[Start of EXTRACTED RECORDS]
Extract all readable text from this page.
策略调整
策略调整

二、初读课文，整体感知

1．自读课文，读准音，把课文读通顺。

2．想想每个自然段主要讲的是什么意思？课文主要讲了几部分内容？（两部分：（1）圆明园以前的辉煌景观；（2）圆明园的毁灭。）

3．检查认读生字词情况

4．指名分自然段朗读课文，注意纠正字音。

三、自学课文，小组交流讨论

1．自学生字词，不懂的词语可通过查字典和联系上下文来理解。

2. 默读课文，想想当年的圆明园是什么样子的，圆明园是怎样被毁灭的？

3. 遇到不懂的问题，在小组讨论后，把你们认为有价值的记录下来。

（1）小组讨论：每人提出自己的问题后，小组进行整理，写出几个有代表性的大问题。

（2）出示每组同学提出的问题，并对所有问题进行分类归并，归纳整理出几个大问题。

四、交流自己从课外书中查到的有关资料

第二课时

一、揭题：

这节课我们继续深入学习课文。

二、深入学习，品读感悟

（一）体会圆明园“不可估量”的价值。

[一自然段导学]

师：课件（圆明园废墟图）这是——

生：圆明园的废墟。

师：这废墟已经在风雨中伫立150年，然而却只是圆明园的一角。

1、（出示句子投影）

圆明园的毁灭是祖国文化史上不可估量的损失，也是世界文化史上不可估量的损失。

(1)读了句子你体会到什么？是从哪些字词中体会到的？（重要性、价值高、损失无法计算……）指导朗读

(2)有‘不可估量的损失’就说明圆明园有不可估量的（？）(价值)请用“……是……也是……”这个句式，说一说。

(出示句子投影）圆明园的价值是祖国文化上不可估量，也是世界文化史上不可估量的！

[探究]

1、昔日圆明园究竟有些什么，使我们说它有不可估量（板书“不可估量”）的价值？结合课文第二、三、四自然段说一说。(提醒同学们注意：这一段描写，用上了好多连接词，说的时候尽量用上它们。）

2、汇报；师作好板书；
[End of EXTRACTED RECORDS]
● **EXERCISE**
Each line above must be reproduced exactly as it stands.

● **TASK SOLUTION**
Extract all readable text from this page.
策略调整
策略调整

二、初读课文，整体感知

1．自读课文，读准音，把课文读通顺。

2．想想每个自然段主要讲的是什么意思？课文主要讲了几部分内容？（两部分：（1）圆明园以前的辉煌景观；（2）圆明园的毁灭。）

3．检查认读生字词情况

4．指名分自然段朗读课文，注意纠正字音。

三、自学课文，小组交流讨论

1．自学生字词，不懂的词语可通过查字典和联系上下文来理解。

2. 默读课文，想想当年的圆明园是什么样子的，圆明园是怎样被毁灭的？

3. 遇到不懂的问题，在小组讨论后，把你们认为有价值的记录下来。

（1）小组讨论：每人提出自己的问题后，小组进行整理，写出几个有代表性的大问题。

（2）出示每组同学提出的问题，并对所有问题进行分类归并，归纳整理出几个大问题。

四、交流自己从课外书中查到的有关资料

第二课时

一、揭题：

这节课我们继续深入学习课文。

二、深入学习，品读感悟

（一）体会圆明园“不可估量”的价值。

[一自然段导学]

师：课件（圆明园废墟图）这是——

生：圆明园的废墟。

师：这废墟已经在风雨中伫立150年，然而却只是圆明园的一角。

1、（出示句子投影）

圆明园的毁灭是祖国文化史上不可估量的损失，也是世界文化史上不可估量的损失。

(1)读了句子你体会到什么？是从哪些字词中体会到的？（重要性、价值高、损失无法计算……）指导朗读

(2)有‘不可估量的损失’就说明圆明园有不可估量的（？）(价值)请用“……是……也是……”这个句式，说一说。

(出示句子投影）圆明园的价值是祖国文化上不可估量，也是世界文化史上不可估量的！

[探究]

1、昔日圆明园究竟有些什么，使我们说它有不可估量（板书“不可估量”）的价值？结合课文第二、三、四自然段说一说。(提醒同学们注意：这一段描写，用上了好多连接词，说的时候尽量用上它们。）

2、汇报；师作好板书；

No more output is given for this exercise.